• Working data:

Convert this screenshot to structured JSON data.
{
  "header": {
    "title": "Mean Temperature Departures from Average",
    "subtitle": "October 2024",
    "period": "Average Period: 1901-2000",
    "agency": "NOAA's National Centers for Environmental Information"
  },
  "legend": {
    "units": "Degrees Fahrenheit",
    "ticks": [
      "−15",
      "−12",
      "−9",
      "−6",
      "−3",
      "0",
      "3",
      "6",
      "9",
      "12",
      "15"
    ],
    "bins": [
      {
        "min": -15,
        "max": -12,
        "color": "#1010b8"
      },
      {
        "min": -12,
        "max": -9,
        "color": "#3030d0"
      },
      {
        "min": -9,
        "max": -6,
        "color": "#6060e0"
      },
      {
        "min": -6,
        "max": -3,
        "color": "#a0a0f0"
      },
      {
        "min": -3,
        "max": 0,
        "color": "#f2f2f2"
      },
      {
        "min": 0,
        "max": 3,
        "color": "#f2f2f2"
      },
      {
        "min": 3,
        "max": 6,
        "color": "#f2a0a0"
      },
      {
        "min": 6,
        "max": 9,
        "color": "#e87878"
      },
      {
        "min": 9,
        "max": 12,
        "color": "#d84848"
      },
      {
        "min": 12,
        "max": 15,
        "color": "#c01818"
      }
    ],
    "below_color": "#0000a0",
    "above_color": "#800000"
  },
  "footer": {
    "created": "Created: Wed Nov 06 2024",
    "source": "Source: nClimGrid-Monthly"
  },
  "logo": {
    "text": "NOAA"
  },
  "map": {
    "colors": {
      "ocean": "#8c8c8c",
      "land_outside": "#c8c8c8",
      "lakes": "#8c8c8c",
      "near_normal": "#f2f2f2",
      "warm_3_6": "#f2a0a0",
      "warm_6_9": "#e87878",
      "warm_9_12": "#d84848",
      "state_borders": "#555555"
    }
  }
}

• Problem to work on:
All of the entries above must be quoted exactly.

• Written solution:
Convert this screenshot to structured JSON data.
{
  "header": {
    "title": "Mean Temperature Departures from Average",
    "subtitle": "October 2024",
    "period": "Average Period: 1901-2000",
    "agency": "NOAA's National Centers for Environmental Information"
  },
  "legend": {
    "units": "Degrees Fahrenheit",
    "ticks": [
      "−15",
      "−12",
      "−9",
      "−6",
      "−3",
      "0",
      "3",
      "6",
      "9",
      "12",
      "15"
    ],
    "bins": [
      {
        "min": -15,
        "max": -12,
        "color": "#1010b8"
      },
      {
        "min": -12,
        "max": -9,
        "color": "#3030d0"
      },
      {
        "min": -9,
        "max": -6,
        "color": "#6060e0"
      },
      {
        "min": -6,
        "max": -3,
        "color": "#a0a0f0"
      },
      {
        "min": -3,
        "max": 0,
        "color": "#f2f2f2"
      },
      {
        "min": 0,
        "max": 3,
        "color": "#f2f2f2"
      },
      {
        "min": 3,
        "max": 6,
        "color": "#f2a0a0"
      },
      {
        "min": 6,
        "max": 9,
        "color": "#e87878"
      },
      {
        "min": 9,
        "max": 12,
        "color": "#d84848"
      },
      {
        "min": 12,
        "max": 15,
        "color": "#c01818"
      }
    ],
    "below_color": "#0000a0",
    "above_color": "#800000"
  },
  "footer": {
    "created": "Created: Wed Nov 06 2024",
    "source": "Source: nClimGrid-Monthly"
  },
  "logo": {
    "text": "NOAA"
  },
  "map": {
    "colors": {
      "ocean": "#8c8c8c",
      "land_outside": "#c8c8c8",
      "lakes": "#8c8c8c",
      "near_normal": "#f2f2f2",
      "warm_3_6": "#f2a0a0",
      "warm_6_9": "#e87878",
      "warm_9_12": "#d84848",
      "state_borders": "#555555"
    }
  }
}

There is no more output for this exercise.